■ Do this ■
In the entries below, count every line containing "handles". Return the number and nothing else.

■ Records for processing ■
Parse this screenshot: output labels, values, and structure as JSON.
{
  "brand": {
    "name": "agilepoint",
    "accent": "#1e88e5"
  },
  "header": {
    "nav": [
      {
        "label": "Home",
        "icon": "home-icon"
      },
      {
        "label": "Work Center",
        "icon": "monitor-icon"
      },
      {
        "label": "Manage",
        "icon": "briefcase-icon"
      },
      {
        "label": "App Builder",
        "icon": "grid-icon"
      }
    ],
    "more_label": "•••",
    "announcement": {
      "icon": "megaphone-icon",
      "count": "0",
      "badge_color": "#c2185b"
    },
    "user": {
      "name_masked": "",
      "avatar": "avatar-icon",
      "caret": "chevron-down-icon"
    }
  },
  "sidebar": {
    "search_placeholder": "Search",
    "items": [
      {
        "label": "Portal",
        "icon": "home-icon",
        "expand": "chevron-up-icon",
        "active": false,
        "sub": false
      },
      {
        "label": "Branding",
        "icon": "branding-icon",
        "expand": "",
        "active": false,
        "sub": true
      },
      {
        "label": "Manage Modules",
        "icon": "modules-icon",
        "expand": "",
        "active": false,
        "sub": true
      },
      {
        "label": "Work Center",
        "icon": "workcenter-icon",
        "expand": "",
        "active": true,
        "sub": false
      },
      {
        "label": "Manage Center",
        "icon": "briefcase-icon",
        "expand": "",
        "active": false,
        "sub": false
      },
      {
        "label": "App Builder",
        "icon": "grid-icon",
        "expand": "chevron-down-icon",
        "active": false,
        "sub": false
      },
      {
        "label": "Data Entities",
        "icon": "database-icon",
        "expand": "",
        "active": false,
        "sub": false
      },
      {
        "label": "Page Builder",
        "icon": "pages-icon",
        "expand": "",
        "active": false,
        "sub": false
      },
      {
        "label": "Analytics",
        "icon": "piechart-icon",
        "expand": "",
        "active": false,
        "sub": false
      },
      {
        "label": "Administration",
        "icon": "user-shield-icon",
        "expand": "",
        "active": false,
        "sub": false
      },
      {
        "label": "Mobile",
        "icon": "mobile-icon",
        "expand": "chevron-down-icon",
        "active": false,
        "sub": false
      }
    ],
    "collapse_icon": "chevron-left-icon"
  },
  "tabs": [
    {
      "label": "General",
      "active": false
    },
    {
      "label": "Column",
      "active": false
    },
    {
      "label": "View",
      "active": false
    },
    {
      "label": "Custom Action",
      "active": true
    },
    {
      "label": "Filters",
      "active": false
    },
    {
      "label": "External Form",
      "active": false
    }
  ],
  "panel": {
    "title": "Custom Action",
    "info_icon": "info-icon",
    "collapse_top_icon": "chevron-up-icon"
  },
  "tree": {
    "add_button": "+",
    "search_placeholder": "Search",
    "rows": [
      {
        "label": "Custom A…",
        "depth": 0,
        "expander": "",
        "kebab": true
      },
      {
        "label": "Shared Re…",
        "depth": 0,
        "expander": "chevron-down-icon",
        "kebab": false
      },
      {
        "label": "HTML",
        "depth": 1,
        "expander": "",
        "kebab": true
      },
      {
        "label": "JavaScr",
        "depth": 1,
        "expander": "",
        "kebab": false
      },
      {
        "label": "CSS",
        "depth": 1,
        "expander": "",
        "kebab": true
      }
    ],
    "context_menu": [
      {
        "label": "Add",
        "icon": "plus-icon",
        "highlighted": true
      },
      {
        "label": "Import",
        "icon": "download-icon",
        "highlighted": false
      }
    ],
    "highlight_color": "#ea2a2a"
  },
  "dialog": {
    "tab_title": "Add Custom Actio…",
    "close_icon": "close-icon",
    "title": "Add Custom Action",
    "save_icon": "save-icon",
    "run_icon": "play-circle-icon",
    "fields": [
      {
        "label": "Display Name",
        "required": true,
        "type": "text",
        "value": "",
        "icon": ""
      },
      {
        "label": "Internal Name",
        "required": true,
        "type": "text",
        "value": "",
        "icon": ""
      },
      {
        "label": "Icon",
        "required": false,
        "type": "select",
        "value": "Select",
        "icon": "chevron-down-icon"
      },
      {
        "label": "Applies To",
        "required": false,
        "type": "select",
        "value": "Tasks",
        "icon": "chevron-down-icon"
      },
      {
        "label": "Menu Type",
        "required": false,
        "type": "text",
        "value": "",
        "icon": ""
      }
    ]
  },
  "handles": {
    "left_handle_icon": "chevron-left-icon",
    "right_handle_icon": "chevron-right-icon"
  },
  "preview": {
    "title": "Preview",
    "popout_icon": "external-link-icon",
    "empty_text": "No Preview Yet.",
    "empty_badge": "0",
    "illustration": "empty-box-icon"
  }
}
* * *
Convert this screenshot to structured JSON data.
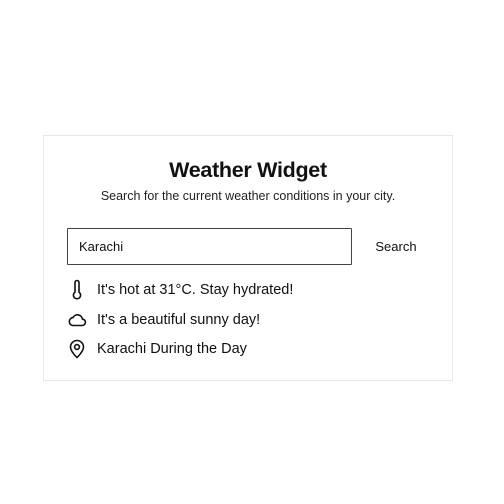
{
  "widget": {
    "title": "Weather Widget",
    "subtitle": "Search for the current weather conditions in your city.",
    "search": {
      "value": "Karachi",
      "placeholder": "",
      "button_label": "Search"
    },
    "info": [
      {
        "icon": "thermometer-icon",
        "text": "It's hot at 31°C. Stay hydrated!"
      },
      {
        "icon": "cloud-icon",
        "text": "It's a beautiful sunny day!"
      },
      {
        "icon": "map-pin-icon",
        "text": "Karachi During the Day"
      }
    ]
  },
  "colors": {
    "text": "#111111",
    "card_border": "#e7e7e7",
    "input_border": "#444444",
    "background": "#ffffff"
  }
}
* * *
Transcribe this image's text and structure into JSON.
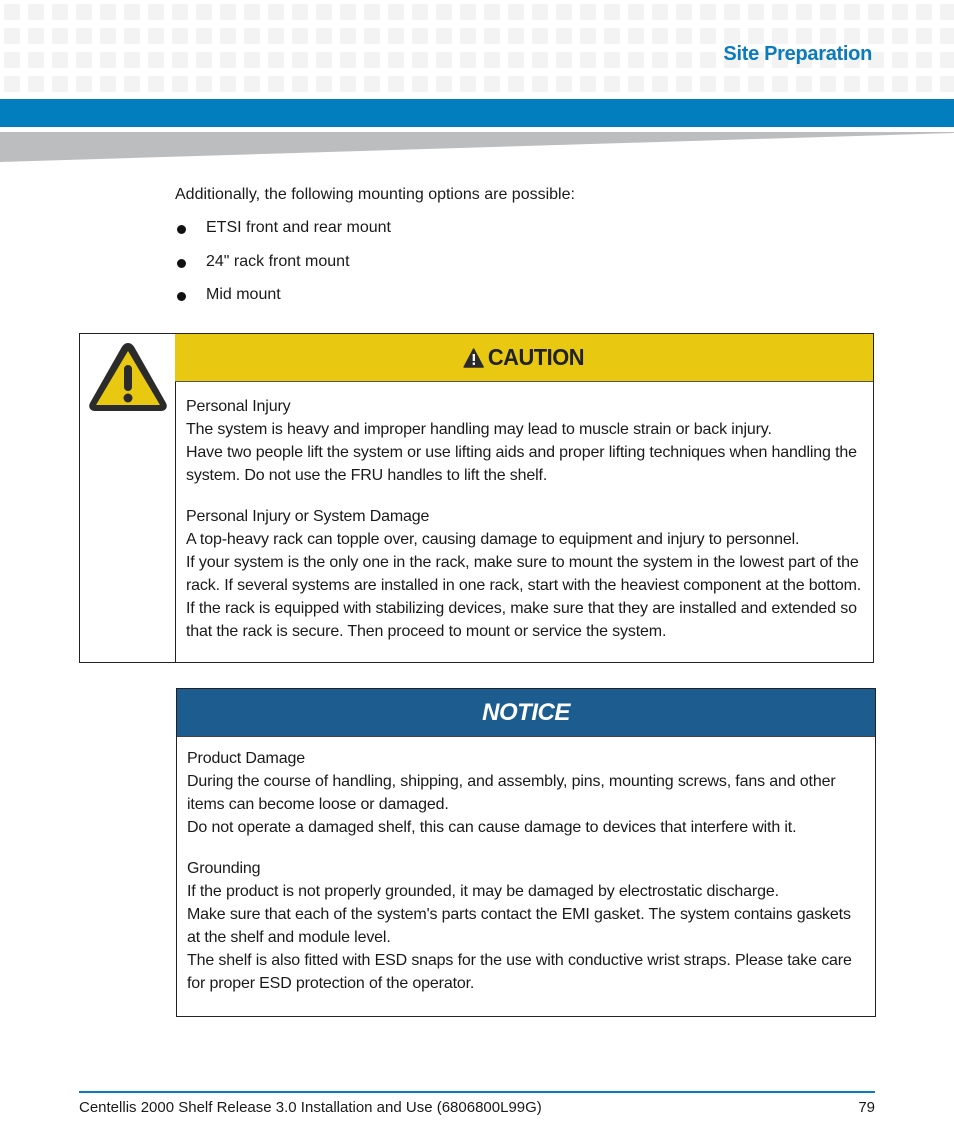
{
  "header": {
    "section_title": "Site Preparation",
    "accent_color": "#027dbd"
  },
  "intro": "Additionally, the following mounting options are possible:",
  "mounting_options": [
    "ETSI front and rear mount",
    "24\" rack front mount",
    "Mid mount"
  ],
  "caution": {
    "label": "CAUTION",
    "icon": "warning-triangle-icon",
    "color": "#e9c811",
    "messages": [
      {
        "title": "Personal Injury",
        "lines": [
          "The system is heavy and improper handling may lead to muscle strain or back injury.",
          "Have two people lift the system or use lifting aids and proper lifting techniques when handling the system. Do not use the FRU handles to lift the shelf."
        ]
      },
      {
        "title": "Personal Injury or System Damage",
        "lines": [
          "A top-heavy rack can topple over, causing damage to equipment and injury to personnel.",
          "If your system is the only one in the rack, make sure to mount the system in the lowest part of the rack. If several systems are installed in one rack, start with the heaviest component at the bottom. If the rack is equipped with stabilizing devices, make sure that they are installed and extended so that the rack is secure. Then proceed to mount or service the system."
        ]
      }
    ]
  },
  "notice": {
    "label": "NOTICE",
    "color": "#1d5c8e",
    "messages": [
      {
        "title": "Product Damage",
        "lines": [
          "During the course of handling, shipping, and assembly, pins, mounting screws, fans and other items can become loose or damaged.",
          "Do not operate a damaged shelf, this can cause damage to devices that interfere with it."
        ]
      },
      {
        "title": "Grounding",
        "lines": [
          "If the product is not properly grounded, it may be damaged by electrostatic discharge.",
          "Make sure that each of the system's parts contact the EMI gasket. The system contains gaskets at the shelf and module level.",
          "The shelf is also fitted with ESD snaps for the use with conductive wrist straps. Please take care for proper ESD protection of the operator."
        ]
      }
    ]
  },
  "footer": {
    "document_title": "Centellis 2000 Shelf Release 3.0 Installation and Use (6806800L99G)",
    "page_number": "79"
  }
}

■ Task output ■
2